Present every line in which the string "Peraturan" appears.

» **Data provided**
>> BEGIN

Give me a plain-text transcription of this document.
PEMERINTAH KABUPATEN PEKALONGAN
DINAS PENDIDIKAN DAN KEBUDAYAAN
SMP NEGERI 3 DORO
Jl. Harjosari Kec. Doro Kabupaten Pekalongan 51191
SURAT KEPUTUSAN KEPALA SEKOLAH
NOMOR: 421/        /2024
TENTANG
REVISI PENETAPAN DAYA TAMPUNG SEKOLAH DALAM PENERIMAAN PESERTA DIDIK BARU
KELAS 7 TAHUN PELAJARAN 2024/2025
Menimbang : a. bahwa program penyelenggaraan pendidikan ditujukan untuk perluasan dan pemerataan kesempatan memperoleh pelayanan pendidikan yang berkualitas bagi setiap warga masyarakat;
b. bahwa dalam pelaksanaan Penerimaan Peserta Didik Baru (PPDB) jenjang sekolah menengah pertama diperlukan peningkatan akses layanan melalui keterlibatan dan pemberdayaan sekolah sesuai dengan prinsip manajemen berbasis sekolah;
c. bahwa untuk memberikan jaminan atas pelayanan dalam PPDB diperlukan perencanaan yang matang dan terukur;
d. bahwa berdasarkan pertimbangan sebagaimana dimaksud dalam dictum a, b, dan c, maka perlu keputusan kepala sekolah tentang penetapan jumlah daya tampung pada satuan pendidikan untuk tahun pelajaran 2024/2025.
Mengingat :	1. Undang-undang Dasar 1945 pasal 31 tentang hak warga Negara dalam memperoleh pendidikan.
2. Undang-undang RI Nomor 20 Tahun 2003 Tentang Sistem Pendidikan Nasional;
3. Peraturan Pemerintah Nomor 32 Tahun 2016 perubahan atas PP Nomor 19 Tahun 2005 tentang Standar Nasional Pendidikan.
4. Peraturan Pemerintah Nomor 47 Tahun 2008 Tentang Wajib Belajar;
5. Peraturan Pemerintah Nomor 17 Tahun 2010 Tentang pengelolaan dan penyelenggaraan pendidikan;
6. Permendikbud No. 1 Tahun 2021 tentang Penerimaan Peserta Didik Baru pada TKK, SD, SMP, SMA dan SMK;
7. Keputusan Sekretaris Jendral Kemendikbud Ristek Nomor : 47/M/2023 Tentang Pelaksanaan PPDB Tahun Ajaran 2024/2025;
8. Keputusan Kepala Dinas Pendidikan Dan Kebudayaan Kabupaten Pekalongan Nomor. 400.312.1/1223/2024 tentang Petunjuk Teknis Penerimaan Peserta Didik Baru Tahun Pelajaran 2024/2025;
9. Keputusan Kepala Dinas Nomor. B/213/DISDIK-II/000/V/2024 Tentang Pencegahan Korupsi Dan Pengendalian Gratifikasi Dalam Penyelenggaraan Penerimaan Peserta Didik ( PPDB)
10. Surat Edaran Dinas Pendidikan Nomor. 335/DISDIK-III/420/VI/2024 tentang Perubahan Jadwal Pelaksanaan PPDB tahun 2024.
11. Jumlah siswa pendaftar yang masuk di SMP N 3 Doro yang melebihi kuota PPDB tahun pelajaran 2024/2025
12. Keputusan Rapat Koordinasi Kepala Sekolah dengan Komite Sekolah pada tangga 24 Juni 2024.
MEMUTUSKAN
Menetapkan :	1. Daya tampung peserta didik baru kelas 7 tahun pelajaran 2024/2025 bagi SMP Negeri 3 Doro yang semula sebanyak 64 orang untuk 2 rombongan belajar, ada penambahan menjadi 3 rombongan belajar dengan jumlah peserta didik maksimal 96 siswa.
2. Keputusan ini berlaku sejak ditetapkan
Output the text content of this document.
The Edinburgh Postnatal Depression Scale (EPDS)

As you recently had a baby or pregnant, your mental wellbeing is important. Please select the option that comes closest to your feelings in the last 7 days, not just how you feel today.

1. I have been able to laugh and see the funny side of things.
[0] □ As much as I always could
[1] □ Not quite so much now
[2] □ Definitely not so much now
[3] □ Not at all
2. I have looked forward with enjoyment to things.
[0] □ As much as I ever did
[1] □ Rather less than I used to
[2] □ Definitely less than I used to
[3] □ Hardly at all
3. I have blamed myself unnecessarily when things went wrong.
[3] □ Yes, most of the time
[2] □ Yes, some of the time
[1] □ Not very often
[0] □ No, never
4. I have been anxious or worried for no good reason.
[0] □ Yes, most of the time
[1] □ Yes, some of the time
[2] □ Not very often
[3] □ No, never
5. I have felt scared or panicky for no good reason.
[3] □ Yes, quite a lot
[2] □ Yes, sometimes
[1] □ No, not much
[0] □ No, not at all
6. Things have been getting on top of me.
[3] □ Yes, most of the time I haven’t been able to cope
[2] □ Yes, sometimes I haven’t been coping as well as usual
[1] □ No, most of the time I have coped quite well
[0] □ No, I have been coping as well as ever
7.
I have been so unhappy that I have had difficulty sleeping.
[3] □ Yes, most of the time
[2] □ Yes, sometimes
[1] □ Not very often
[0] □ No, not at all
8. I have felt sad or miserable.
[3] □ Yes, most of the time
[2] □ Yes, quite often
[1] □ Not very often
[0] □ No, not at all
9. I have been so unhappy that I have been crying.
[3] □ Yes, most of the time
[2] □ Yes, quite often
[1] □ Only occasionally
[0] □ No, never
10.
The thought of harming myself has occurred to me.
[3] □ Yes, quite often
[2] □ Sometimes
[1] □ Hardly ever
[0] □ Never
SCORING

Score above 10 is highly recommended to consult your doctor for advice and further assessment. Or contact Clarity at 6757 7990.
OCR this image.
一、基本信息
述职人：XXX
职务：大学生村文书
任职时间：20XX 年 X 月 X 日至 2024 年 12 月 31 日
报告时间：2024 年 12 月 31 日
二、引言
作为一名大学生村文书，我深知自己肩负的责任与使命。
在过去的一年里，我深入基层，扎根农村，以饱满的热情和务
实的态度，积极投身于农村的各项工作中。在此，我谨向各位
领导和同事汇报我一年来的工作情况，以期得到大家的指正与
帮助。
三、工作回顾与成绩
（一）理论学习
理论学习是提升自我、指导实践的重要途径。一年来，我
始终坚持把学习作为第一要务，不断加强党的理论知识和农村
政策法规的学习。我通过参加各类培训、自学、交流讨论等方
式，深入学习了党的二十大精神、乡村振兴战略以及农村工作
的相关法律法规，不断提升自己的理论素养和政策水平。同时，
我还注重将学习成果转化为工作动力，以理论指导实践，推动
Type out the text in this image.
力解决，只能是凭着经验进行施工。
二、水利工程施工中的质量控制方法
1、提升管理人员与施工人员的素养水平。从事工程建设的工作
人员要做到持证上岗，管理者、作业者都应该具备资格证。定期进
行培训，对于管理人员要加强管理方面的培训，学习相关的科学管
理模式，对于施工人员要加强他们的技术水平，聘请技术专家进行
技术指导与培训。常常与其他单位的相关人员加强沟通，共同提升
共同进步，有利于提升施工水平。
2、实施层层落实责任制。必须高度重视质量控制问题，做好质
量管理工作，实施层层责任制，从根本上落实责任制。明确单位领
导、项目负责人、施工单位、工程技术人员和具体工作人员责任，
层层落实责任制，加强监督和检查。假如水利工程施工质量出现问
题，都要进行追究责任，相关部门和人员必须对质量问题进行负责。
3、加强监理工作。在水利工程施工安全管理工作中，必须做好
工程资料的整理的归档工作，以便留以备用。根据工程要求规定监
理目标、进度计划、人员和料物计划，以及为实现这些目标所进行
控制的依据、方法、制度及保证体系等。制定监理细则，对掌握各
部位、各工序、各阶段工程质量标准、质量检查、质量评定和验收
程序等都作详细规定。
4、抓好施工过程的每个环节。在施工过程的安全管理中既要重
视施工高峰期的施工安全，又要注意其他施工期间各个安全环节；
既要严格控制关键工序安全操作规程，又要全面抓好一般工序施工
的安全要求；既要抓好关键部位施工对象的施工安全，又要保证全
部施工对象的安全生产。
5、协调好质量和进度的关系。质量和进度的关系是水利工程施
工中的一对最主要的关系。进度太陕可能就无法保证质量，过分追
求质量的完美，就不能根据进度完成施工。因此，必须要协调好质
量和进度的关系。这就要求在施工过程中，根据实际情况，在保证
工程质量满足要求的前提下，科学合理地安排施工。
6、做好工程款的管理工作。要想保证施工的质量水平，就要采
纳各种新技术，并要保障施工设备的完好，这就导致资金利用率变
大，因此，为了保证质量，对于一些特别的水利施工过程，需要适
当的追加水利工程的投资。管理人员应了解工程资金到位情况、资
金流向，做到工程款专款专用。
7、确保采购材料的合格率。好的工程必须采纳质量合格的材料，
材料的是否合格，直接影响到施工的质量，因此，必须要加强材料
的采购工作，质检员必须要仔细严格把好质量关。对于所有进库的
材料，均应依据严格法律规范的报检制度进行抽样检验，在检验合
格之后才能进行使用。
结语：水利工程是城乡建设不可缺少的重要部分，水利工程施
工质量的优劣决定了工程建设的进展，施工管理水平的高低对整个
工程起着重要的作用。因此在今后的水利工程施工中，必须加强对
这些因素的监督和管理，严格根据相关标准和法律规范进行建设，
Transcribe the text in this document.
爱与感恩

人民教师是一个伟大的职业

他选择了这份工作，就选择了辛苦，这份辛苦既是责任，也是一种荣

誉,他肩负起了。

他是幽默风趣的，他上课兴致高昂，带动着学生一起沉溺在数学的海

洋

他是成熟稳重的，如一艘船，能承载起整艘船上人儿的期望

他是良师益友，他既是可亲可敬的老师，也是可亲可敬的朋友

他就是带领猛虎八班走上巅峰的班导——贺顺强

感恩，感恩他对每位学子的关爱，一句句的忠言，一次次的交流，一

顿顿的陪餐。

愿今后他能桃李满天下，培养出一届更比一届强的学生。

>> END

» **Response to this task**
3. Peraturan Pemerintah Nomor 32 Tahun 2016 perubahan atas PP Nomor 19 Tahun 2005 tentang Standar Nasional Pendidikan.
4. Peraturan Pemerintah Nomor 47 Tahun 2008 Tentang Wajib Belajar;
5. Peraturan Pemerintah Nomor 17 Tahun 2010 Tentang pengelolaan dan penyelenggaraan pendidikan;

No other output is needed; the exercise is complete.